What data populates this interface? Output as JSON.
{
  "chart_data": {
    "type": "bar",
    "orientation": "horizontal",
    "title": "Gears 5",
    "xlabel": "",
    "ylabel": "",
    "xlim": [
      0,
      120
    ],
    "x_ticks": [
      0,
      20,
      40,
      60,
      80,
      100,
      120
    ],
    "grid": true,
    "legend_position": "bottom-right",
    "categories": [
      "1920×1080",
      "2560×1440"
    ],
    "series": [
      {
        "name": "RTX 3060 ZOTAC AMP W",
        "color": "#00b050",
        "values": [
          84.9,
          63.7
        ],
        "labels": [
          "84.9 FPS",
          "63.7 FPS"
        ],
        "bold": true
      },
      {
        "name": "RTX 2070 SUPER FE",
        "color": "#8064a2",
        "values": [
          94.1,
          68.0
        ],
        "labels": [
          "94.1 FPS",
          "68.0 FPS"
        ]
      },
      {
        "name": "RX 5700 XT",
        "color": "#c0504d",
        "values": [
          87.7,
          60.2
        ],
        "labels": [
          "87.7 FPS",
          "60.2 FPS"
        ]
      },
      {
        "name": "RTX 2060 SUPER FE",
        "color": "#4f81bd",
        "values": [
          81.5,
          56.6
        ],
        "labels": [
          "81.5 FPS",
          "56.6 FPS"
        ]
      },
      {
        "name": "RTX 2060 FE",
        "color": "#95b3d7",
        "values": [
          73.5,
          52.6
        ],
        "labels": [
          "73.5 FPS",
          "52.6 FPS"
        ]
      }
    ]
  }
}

- - - - - - -

• _The request_:
Every record should be repeated exactly; please leave none out.

• _Complete output_:
What data populates this interface? Output as JSON.
{
  "chart_data": {
    "type": "bar",
    "orientation": "horizontal",
    "title": "Gears 5",
    "xlabel": "",
    "ylabel": "",
    "xlim": [
      0,
      120
    ],
    "x_ticks": [
      0,
      20,
      40,
      60,
      80,
      100,
      120
    ],
    "grid": true,
    "legend_position": "bottom-right",
    "categories": [
      "1920×1080",
      "2560×1440"
    ],
    "series": [
      {
        "name": "RTX 3060 ZOTAC AMP W",
        "color": "#00b050",
        "values": [
          84.9,
          63.7
        ],
        "labels": [
          "84.9 FPS",
          "63.7 FPS"
        ],
        "bold": true
      },
      {
        "name": "RTX 2070 SUPER FE",
        "color": "#8064a2",
        "values": [
          94.1,
          68.0
        ],
        "labels": [
          "94.1 FPS",
          "68.0 FPS"
        ]
      },
      {
        "name": "RX 5700 XT",
        "color": "#c0504d",
        "values": [
          87.7,
          60.2
        ],
        "labels": [
          "87.7 FPS",
          "60.2 FPS"
        ]
      },
      {
        "name": "RTX 2060 SUPER FE",
        "color": "#4f81bd",
        "values": [
          81.5,
          56.6
        ],
        "labels": [
          "81.5 FPS",
          "56.6 FPS"
        ]
      },
      {
        "name": "RTX 2060 FE",
        "color": "#95b3d7",
        "values": [
          73.5,
          52.6
        ],
        "labels": [
          "73.5 FPS",
          "52.6 FPS"
        ]
      }
    ]
  }
}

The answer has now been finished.